[Your instructions]
The entries below should be quoted exactly, with no pictures carried over.

____________

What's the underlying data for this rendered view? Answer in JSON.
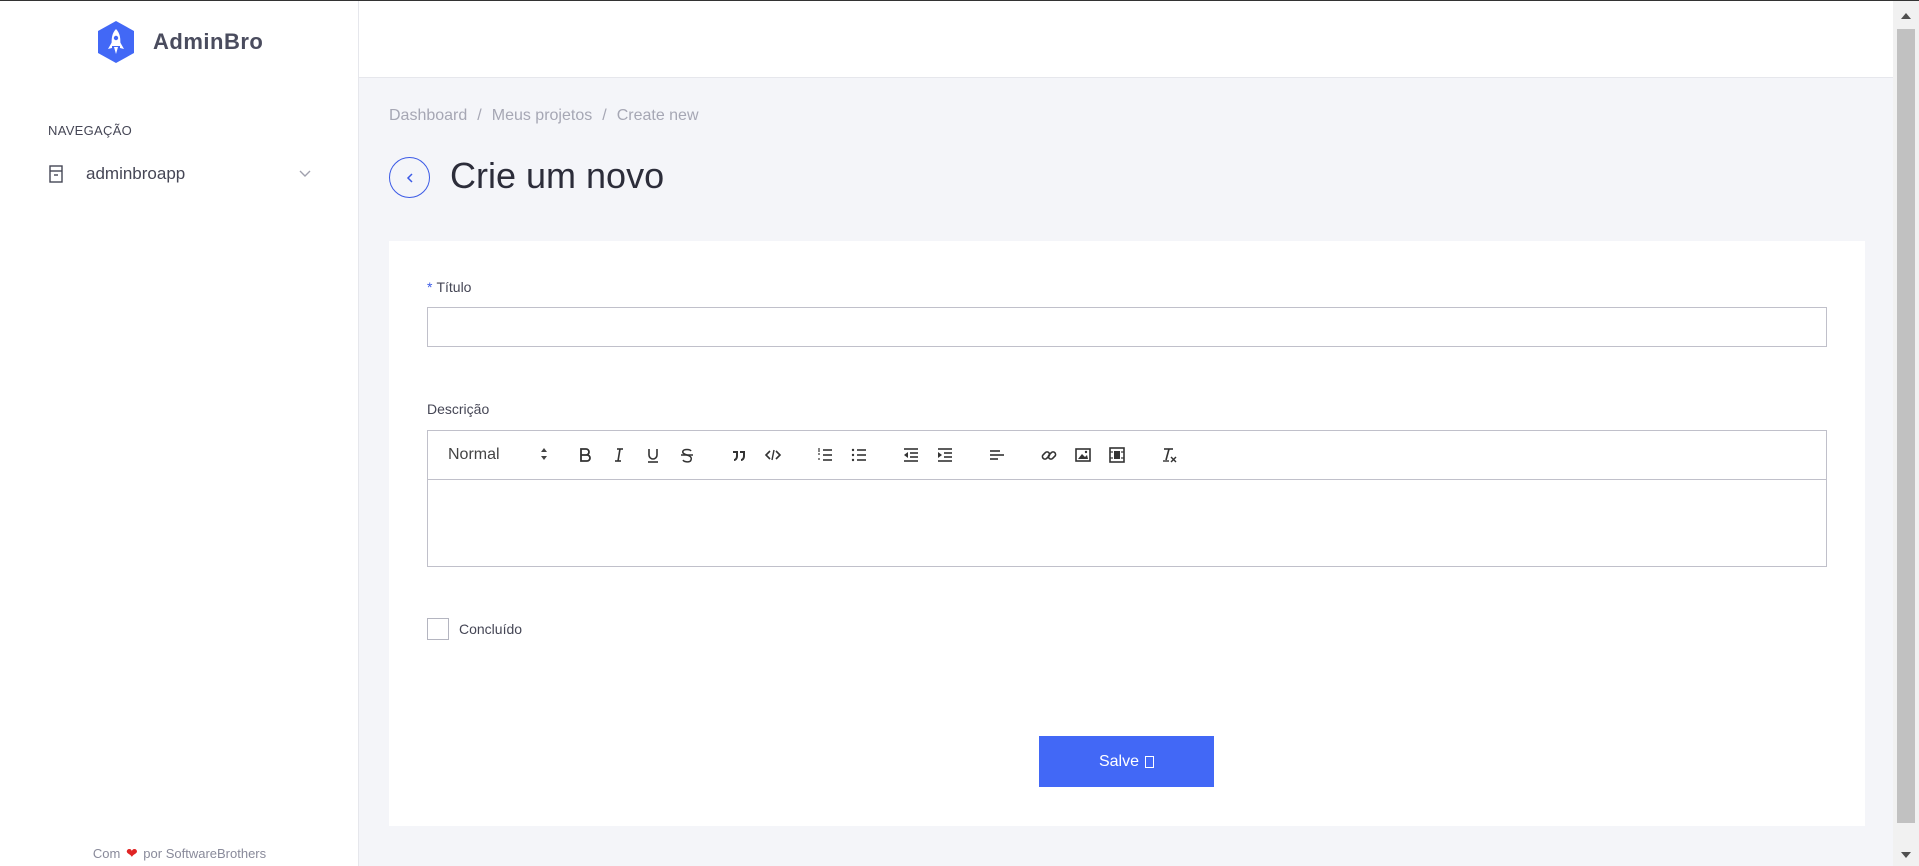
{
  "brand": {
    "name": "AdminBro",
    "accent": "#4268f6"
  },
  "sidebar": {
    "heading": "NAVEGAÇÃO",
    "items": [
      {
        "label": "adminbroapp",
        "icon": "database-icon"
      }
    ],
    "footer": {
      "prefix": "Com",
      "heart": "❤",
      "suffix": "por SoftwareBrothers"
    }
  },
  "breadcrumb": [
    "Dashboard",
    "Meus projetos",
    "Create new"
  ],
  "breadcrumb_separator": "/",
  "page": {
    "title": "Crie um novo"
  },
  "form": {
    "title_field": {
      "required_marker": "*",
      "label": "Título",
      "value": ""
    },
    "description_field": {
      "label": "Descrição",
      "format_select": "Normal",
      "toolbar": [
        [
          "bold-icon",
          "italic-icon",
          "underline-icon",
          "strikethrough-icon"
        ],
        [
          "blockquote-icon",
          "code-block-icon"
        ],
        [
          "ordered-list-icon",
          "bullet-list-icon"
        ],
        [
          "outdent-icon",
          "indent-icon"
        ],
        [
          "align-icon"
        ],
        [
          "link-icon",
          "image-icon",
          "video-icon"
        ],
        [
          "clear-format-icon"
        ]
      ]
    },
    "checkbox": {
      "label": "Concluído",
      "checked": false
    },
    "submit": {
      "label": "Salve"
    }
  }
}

____________

[Written reply]
What's the underlying data for this rendered view? Answer in JSON.
{
  "brand": {
    "name": "AdminBro",
    "accent": "#4268f6"
  },
  "sidebar": {
    "heading": "NAVEGAÇÃO",
    "items": [
      {
        "label": "adminbroapp",
        "icon": "database-icon"
      }
    ],
    "footer": {
      "prefix": "Com",
      "heart": "❤",
      "suffix": "por SoftwareBrothers"
    }
  },
  "breadcrumb": [
    "Dashboard",
    "Meus projetos",
    "Create new"
  ],
  "breadcrumb_separator": "/",
  "page": {
    "title": "Crie um novo"
  },
  "form": {
    "title_field": {
      "required_marker": "*",
      "label": "Título",
      "value": ""
    },
    "description_field": {
      "label": "Descrição",
      "format_select": "Normal",
      "toolbar": [
        [
          "bold-icon",
          "italic-icon",
          "underline-icon",
          "strikethrough-icon"
        ],
        [
          "blockquote-icon",
          "code-block-icon"
        ],
        [
          "ordered-list-icon",
          "bullet-list-icon"
        ],
        [
          "outdent-icon",
          "indent-icon"
        ],
        [
          "align-icon"
        ],
        [
          "link-icon",
          "image-icon",
          "video-icon"
        ],
        [
          "clear-format-icon"
        ]
      ]
    },
    "checkbox": {
      "label": "Concluído",
      "checked": false
    },
    "submit": {
      "label": "Salve"
    }
  }
}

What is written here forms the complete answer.